PROBLEM
Quote the whole listing exactly. Leave the pictures out of your copy.

EXERCISE INPUT
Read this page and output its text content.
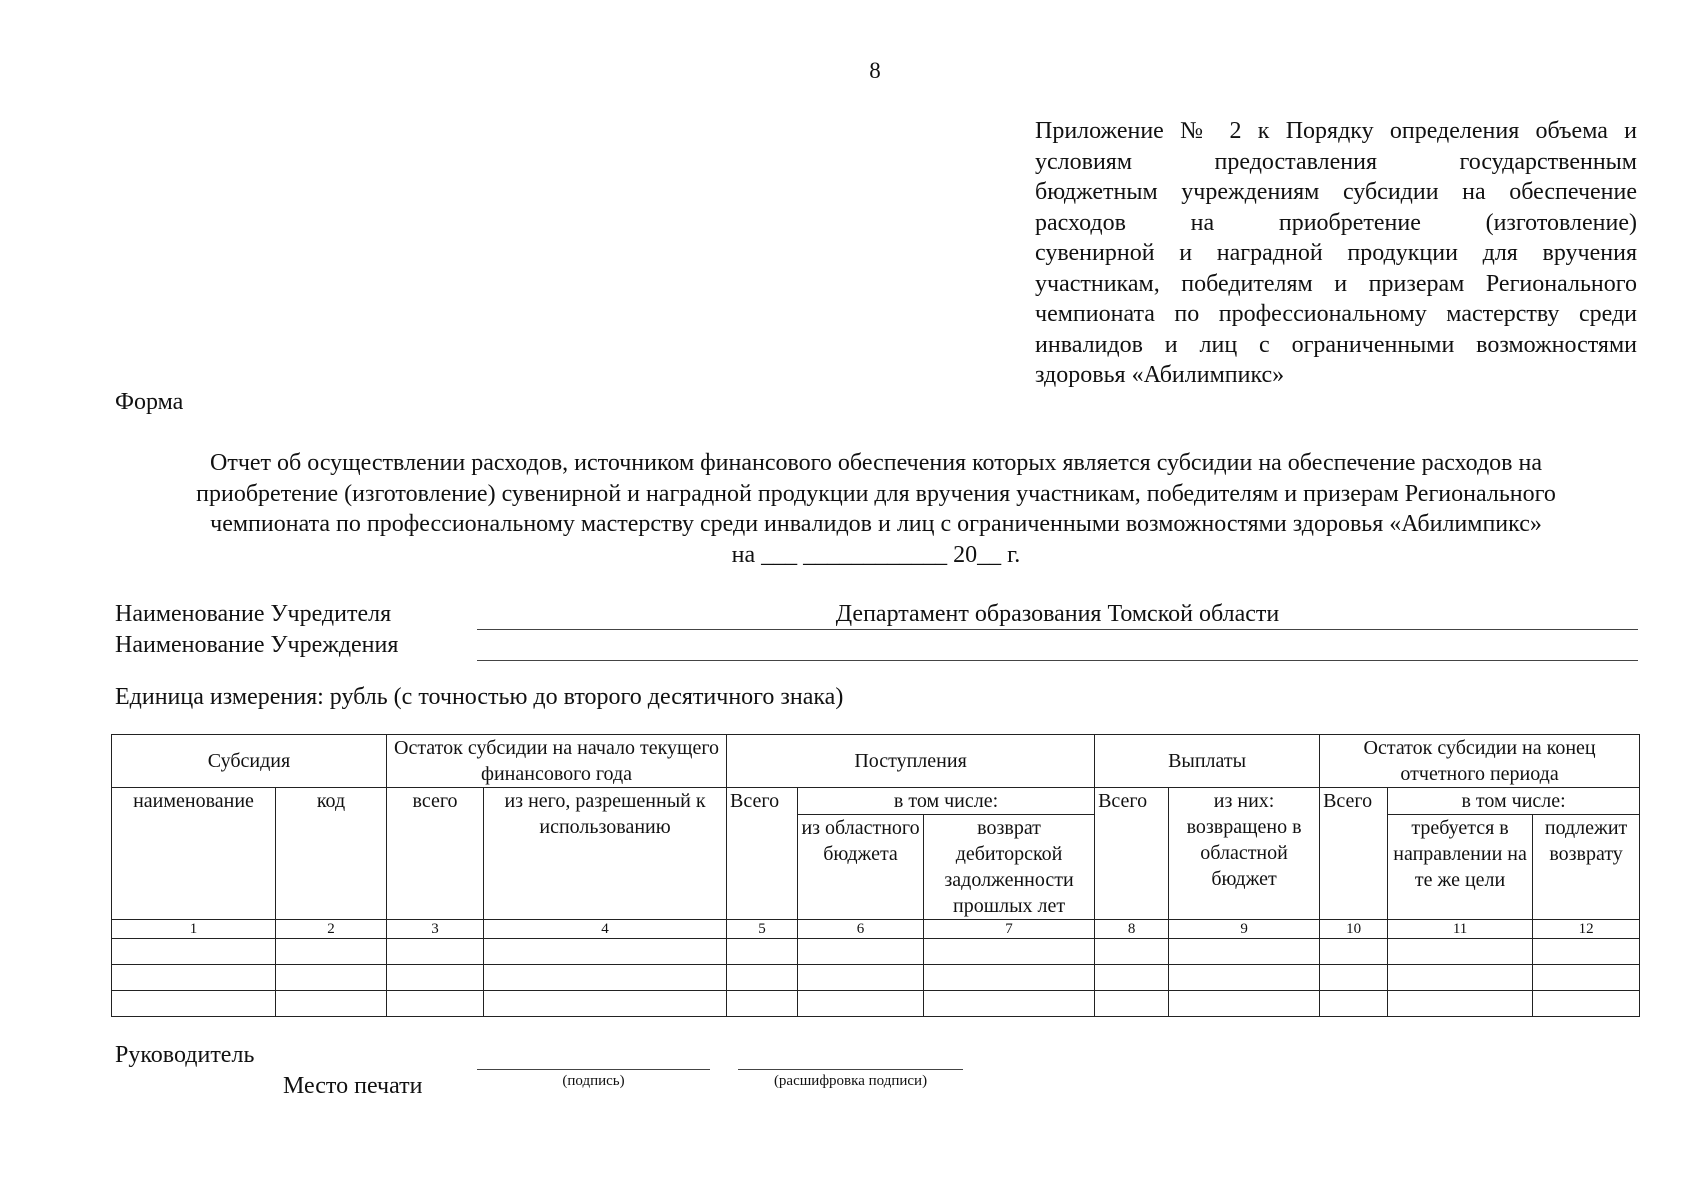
8
Приложение № 2 к Порядку определения объема и
условиям предоставления государственным
бюджетным учреждениям субсидии на обеспечение
расходов на приобретение (изготовление)
сувенирной и наградной продукции для вручения
участникам, победителям и призерам Регионального
чемпионата по профессиональному мастерству среди
инвалидов и лиц с ограниченными возможностями
здоровья «Абилимпикс»
Форма
Отчет об осуществлении расходов, источником финансового обеспечения которых является субсидии на обеспечение расходов на
приобретение (изготовление) сувенирной и наградной продукции для вручения участникам, победителям и призерам Регионального
чемпионата по профессиональному мастерству среди инвалидов и лиц с ограниченными возможностями здоровья «Абилимпикс»
на ___ ____________ 20__ г.
Наименование Учредителя	Департамент образования Томской области
Наименование Учреждения
Единица измерения: рубль (с точностью до второго десятичного знака)
Субсидия		Остаток субсидии на начало текущего финансового года		Поступления			Выплаты		Остаток субсидии на конец отчетного периода		
наименование	код	всего	из него, разрешенный к использованию	Всего	в том числе:		Всего	из них: возвращено в областной бюджет	Всего	в том числе:	
					из областного бюджета	возврат дебиторской задолженности прошлых лет				требуется в направлении на те же цели	подлежит возврату
1	2	3	4	5	6	7	8	9	10	11	12

Руководитель
Место печати	(подпись)	(расшифровка подписи)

REPLY TO THE TASK
Read this page and output its text content.
8
Приложение № 2 к Порядку определения объема и
условиям предоставления государственным
бюджетным учреждениям субсидии на обеспечение
расходов на приобретение (изготовление)
сувенирной и наградной продукции для вручения
участникам, победителям и призерам Регионального
чемпионата по профессиональному мастерству среди
инвалидов и лиц с ограниченными возможностями
здоровья «Абилимпикс»
Форма
Отчет об осуществлении расходов, источником финансового обеспечения которых является субсидии на обеспечение расходов на
приобретение (изготовление) сувенирной и наградной продукции для вручения участникам, победителям и призерам Регионального
чемпионата по профессиональному мастерству среди инвалидов и лиц с ограниченными возможностями здоровья «Абилимпикс»
на ___ ____________ 20__ г.
Наименование Учредителя	Департамент образования Томской области
Наименование Учреждения
Единица измерения: рубль (с точностью до второго десятичного знака)
Субсидия		Остаток субсидии на начало текущего финансового года		Поступления			Выплаты		Остаток субсидии на конец отчетного периода		
наименование	код	всего	из него, разрешенный к использованию	Всего	в том числе:		Всего	из них: возвращено в областной бюджет	Всего	в том числе:	
					из областного бюджета	возврат дебиторской задолженности прошлых лет				требуется в направлении на те же цели	подлежит возврату
1	2	3	4	5	6	7	8	9	10	11	12

Руководитель
Место печати	(подпись)	(расшифровка подписи)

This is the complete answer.